• **DATA LINES**:
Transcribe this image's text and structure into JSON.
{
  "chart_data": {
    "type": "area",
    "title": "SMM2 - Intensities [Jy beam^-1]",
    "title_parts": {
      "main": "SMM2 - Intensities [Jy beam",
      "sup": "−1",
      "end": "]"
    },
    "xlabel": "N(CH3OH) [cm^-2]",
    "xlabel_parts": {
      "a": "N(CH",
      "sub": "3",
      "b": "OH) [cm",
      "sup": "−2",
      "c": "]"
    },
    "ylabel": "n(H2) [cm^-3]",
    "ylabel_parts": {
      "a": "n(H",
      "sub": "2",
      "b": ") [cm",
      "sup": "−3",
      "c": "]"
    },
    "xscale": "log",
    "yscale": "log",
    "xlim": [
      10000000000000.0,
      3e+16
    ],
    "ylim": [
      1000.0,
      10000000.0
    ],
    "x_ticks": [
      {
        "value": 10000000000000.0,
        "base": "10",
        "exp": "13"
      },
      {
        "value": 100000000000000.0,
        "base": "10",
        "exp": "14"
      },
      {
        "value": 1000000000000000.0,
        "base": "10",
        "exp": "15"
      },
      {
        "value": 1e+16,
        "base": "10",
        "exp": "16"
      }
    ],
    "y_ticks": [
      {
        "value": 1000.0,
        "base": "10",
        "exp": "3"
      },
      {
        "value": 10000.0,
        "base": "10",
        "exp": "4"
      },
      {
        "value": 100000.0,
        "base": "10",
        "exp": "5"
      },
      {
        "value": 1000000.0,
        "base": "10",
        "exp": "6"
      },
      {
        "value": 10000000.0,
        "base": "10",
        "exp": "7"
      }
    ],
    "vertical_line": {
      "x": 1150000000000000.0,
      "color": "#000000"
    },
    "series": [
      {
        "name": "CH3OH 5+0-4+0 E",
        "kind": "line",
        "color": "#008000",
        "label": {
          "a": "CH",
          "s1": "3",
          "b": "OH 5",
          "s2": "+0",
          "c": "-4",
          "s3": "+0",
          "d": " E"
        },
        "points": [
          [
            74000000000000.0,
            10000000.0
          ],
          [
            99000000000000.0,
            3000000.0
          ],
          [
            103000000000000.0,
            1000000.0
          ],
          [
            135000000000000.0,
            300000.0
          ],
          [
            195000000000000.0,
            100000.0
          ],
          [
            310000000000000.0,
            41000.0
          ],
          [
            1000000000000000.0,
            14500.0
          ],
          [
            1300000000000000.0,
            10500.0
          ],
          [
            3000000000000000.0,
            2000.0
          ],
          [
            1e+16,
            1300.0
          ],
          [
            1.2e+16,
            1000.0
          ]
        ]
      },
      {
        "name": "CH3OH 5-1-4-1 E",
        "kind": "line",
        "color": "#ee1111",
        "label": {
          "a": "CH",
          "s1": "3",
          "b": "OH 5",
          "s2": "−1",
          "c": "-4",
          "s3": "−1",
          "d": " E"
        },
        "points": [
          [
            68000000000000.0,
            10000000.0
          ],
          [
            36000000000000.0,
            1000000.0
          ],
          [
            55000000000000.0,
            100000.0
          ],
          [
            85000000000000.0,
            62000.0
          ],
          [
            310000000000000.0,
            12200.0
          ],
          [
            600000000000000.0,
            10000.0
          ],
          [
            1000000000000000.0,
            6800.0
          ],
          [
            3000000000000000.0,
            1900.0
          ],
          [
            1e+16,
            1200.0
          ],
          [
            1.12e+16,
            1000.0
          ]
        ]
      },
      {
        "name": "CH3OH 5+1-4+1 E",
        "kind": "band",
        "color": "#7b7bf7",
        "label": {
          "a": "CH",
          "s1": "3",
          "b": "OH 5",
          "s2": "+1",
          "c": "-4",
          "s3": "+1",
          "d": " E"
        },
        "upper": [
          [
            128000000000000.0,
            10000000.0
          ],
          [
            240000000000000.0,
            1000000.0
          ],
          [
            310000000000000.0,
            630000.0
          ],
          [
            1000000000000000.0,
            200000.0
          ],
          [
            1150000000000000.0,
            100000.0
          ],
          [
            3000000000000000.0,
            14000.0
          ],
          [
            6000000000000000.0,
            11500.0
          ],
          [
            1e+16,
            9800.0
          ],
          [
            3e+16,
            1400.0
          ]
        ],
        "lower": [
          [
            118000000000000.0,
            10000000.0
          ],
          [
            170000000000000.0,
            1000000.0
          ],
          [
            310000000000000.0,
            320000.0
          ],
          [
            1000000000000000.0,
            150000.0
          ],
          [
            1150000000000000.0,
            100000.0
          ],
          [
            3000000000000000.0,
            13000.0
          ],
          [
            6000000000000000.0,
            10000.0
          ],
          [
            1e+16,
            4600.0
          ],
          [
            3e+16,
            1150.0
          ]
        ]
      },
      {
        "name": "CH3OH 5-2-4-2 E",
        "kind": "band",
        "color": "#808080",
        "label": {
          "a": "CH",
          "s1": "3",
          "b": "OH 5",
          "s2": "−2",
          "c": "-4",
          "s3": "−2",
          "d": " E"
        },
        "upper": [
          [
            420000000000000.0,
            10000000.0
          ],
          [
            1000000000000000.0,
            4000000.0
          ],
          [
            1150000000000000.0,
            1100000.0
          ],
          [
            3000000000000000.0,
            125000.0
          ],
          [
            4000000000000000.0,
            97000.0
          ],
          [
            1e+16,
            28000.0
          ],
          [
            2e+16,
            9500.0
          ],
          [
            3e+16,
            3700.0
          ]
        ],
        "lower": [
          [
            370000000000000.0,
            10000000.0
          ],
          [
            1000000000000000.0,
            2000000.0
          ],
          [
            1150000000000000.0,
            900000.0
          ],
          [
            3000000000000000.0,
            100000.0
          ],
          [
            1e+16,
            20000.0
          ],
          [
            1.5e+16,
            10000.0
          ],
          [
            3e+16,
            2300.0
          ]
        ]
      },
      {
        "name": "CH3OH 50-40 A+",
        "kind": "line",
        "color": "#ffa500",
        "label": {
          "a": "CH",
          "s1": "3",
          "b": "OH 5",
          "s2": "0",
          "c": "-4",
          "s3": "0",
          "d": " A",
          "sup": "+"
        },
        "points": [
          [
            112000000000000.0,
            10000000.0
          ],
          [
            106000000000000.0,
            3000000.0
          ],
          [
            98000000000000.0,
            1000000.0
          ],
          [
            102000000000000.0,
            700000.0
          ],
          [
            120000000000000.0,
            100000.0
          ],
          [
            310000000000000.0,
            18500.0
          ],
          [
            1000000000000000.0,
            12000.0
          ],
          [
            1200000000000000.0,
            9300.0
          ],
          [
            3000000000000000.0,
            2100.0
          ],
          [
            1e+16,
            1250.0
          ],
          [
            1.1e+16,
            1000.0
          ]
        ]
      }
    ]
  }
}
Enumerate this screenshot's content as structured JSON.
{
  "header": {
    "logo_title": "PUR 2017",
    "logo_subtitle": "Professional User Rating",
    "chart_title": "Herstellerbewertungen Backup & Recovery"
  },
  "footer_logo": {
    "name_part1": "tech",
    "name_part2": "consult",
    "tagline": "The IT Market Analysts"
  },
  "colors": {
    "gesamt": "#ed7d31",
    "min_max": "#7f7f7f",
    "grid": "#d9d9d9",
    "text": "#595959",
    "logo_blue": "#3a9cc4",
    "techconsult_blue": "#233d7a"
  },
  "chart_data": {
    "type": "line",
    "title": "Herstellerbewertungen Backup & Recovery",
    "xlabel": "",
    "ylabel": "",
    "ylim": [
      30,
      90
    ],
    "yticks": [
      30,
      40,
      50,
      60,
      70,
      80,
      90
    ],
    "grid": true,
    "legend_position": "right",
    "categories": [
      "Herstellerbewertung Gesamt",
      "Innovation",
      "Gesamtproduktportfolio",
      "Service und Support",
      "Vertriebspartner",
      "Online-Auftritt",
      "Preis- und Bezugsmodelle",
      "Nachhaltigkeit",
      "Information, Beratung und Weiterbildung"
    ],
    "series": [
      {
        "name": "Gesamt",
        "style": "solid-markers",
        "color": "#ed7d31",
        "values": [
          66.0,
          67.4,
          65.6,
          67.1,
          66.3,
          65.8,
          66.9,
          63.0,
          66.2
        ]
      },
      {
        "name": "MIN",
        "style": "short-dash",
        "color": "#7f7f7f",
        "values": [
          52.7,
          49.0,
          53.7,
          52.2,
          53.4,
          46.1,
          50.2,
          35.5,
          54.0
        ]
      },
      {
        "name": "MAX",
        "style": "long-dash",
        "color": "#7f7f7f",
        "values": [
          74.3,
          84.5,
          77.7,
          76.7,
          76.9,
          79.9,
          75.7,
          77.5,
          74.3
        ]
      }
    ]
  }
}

• **PROBLEM**: Copy every single line of the material above that holds "JSON".

• **OUTPUT**:
Transcribe this image's text and structure into JSON.
Enumerate this screenshot's content as structured JSON.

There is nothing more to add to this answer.